WHAT NEEDS TO BE DONE:
Quote, word for word, only the lines running from the line with "Convert this document image to plain text." through the end of the listing. Leave out the pictures.

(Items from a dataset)
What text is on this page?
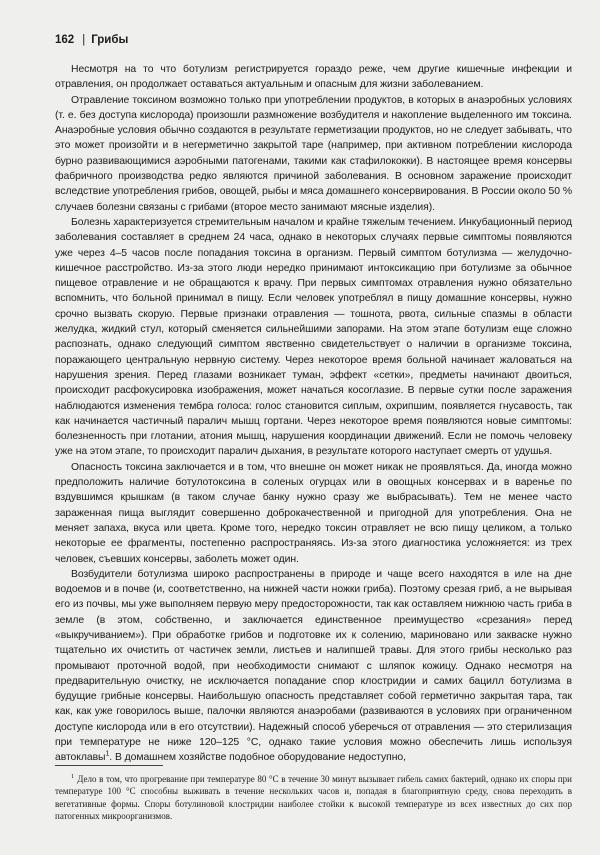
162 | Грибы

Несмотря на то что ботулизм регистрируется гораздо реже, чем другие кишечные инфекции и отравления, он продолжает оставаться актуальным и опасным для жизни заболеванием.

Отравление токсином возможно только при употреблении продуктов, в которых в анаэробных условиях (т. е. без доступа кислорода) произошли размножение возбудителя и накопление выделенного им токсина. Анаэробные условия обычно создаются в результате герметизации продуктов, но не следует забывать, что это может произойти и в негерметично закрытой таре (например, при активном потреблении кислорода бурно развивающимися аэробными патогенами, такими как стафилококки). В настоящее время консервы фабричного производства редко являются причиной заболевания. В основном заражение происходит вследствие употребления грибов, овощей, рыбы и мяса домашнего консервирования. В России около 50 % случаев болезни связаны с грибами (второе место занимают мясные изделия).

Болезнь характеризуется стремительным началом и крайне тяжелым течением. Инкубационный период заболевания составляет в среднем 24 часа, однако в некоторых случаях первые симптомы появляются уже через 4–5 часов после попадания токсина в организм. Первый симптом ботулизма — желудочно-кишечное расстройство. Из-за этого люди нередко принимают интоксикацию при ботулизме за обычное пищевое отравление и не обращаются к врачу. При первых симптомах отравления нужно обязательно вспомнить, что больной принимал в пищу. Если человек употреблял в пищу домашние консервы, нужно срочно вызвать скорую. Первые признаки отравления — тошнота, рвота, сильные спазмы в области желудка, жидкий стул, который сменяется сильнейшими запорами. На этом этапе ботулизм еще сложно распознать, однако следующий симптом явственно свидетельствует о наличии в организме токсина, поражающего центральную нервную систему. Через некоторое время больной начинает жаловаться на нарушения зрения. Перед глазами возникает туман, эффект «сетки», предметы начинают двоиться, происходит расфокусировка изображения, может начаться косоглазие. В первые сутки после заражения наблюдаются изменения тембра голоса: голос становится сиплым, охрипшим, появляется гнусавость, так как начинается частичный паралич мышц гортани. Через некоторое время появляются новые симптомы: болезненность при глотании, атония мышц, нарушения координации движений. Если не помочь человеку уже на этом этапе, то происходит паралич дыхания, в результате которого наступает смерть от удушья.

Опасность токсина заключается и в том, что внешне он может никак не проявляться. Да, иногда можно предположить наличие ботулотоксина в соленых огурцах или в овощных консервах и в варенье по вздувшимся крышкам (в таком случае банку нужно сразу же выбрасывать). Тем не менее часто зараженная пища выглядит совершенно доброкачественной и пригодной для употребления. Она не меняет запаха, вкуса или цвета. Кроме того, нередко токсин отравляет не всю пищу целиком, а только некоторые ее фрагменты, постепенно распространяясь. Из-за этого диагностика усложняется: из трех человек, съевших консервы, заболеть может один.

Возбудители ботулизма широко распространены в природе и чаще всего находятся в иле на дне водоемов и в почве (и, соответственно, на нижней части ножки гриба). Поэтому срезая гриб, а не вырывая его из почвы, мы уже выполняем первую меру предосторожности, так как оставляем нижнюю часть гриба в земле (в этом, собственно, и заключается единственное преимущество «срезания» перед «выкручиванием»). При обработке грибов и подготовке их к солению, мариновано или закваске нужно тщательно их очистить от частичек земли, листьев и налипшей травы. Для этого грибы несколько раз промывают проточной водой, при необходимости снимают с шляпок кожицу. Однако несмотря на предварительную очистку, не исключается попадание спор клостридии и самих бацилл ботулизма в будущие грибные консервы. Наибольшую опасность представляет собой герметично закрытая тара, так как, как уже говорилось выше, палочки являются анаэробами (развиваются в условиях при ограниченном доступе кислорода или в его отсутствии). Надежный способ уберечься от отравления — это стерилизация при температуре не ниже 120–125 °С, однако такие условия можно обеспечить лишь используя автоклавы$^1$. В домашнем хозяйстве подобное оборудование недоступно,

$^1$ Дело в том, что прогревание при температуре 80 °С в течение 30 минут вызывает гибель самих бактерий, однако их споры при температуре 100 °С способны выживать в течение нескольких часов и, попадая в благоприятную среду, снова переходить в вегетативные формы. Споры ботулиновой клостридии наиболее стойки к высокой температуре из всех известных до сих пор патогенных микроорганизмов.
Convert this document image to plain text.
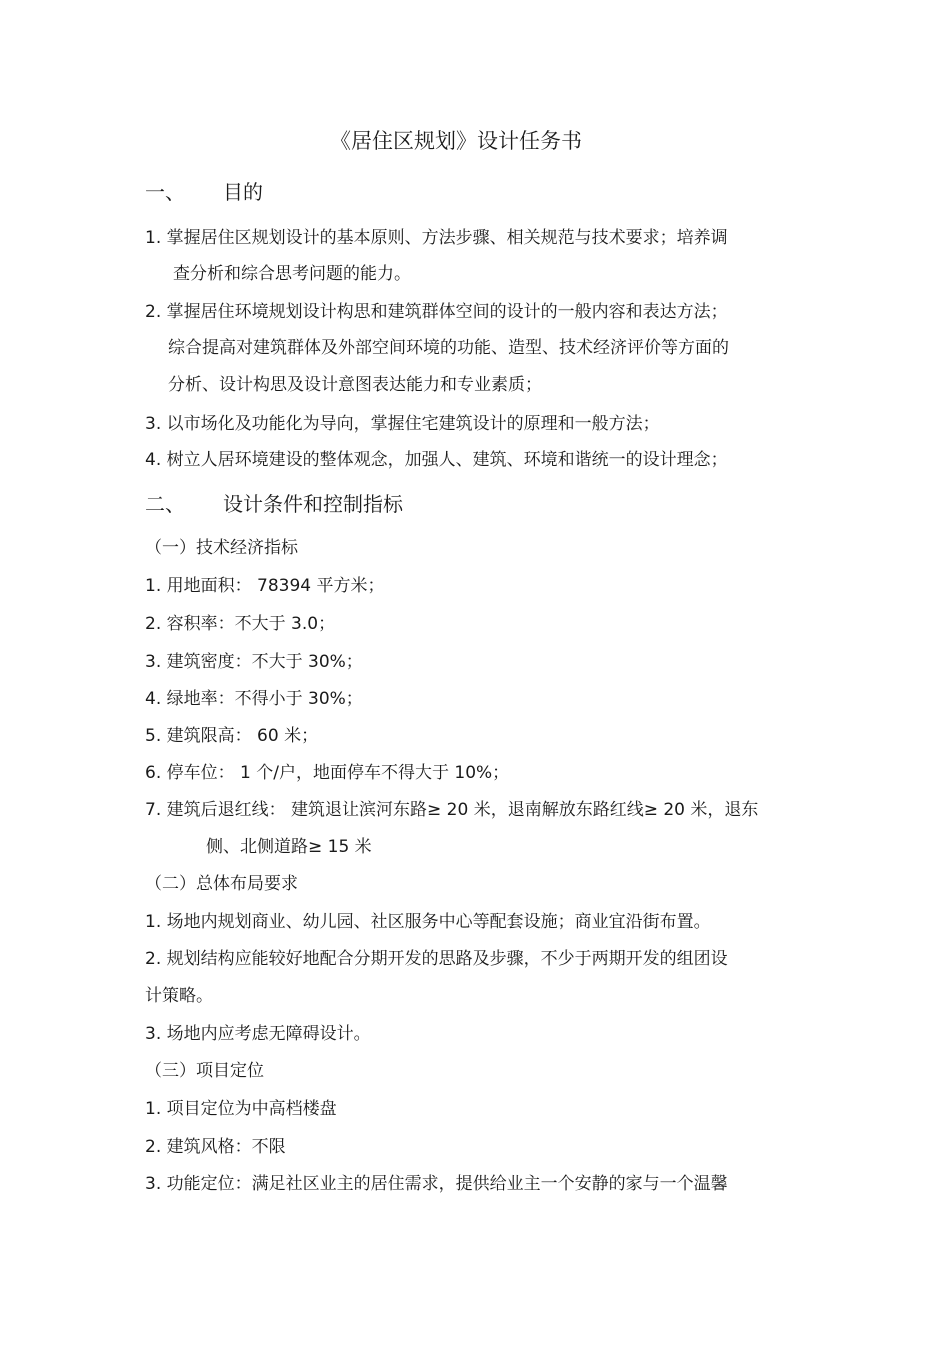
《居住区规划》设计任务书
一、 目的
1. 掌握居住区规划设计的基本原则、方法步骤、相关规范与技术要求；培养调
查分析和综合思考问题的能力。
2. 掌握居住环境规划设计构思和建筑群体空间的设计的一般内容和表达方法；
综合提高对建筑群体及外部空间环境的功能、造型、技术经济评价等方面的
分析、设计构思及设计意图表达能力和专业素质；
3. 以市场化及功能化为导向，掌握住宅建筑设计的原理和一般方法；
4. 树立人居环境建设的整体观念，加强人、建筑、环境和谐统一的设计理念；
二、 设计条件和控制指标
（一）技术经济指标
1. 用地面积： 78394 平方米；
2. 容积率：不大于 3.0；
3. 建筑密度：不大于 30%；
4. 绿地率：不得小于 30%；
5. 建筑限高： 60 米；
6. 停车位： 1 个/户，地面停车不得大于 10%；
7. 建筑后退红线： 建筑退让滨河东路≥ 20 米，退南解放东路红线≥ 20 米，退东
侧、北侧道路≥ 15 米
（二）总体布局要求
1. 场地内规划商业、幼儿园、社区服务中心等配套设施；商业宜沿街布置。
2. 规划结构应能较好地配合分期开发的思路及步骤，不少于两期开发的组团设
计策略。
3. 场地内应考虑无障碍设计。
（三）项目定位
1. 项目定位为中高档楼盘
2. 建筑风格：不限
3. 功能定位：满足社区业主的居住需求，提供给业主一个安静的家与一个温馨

ANSWER FOR THE TASK:
Convert this document image to plain text.
《居住区规划》设计任务书
一、 目的
1. 掌握居住区规划设计的基本原则、方法步骤、相关规范与技术要求；培养调
查分析和综合思考问题的能力。
2. 掌握居住环境规划设计构思和建筑群体空间的设计的一般内容和表达方法；
综合提高对建筑群体及外部空间环境的功能、造型、技术经济评价等方面的
分析、设计构思及设计意图表达能力和专业素质；
3. 以市场化及功能化为导向，掌握住宅建筑设计的原理和一般方法；
4. 树立人居环境建设的整体观念，加强人、建筑、环境和谐统一的设计理念；
二、 设计条件和控制指标
（一）技术经济指标
1. 用地面积： 78394 平方米；
2. 容积率：不大于 3.0；
3. 建筑密度：不大于 30%；
4. 绿地率：不得小于 30%；
5. 建筑限高： 60 米；
6. 停车位： 1 个/户，地面停车不得大于 10%；
7. 建筑后退红线： 建筑退让滨河东路≥ 20 米，退南解放东路红线≥ 20 米，退东
侧、北侧道路≥ 15 米
（二）总体布局要求
1. 场地内规划商业、幼儿园、社区服务中心等配套设施；商业宜沿街布置。
2. 规划结构应能较好地配合分期开发的思路及步骤，不少于两期开发的组团设
计策略。
3. 场地内应考虑无障碍设计。
（三）项目定位
1. 项目定位为中高档楼盘
2. 建筑风格：不限
3. 功能定位：满足社区业主的居住需求，提供给业主一个安静的家与一个温馨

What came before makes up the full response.